---- Extracted information

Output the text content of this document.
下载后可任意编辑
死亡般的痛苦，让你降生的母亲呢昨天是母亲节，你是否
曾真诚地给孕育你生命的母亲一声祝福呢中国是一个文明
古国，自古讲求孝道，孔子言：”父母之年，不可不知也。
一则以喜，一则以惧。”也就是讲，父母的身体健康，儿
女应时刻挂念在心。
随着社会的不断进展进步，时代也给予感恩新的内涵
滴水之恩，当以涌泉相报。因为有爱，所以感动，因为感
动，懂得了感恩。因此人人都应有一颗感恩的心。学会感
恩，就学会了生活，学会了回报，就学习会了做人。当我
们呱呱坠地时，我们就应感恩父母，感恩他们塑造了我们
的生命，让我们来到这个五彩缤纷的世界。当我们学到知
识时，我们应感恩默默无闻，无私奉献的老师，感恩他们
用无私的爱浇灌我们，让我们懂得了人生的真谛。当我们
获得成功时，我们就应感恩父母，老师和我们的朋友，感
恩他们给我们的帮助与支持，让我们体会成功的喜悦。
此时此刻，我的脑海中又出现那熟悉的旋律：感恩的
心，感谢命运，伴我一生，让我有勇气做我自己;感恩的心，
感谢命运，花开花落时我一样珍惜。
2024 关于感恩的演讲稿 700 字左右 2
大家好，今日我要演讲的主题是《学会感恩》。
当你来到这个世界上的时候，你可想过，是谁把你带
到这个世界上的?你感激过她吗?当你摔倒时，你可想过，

--------

Your instructions: Copy the records above exactly.

Exercise solution:
Output the text content of this document.
下载后可任意编辑
死亡般的痛苦，让你降生的母亲呢昨天是母亲节，你是否
曾真诚地给孕育你生命的母亲一声祝福呢中国是一个文明
古国，自古讲求孝道，孔子言：”父母之年，不可不知也。
一则以喜，一则以惧。”也就是讲，父母的身体健康，儿
女应时刻挂念在心。
随着社会的不断进展进步，时代也给予感恩新的内涵
滴水之恩，当以涌泉相报。因为有爱，所以感动，因为感
动，懂得了感恩。因此人人都应有一颗感恩的心。学会感
恩，就学会了生活，学会了回报，就学习会了做人。当我
们呱呱坠地时，我们就应感恩父母，感恩他们塑造了我们
的生命，让我们来到这个五彩缤纷的世界。当我们学到知
识时，我们应感恩默默无闻，无私奉献的老师，感恩他们
用无私的爱浇灌我们，让我们懂得了人生的真谛。当我们
获得成功时，我们就应感恩父母，老师和我们的朋友，感
恩他们给我们的帮助与支持，让我们体会成功的喜悦。
此时此刻，我的脑海中又出现那熟悉的旋律：感恩的
心，感谢命运，伴我一生，让我有勇气做我自己;感恩的心，
感谢命运，花开花落时我一样珍惜。
2024 关于感恩的演讲稿 700 字左右 2
大家好，今日我要演讲的主题是《学会感恩》。
当你来到这个世界上的时候，你可想过，是谁把你带
到这个世界上的?你感激过她吗?当你摔倒时，你可想过，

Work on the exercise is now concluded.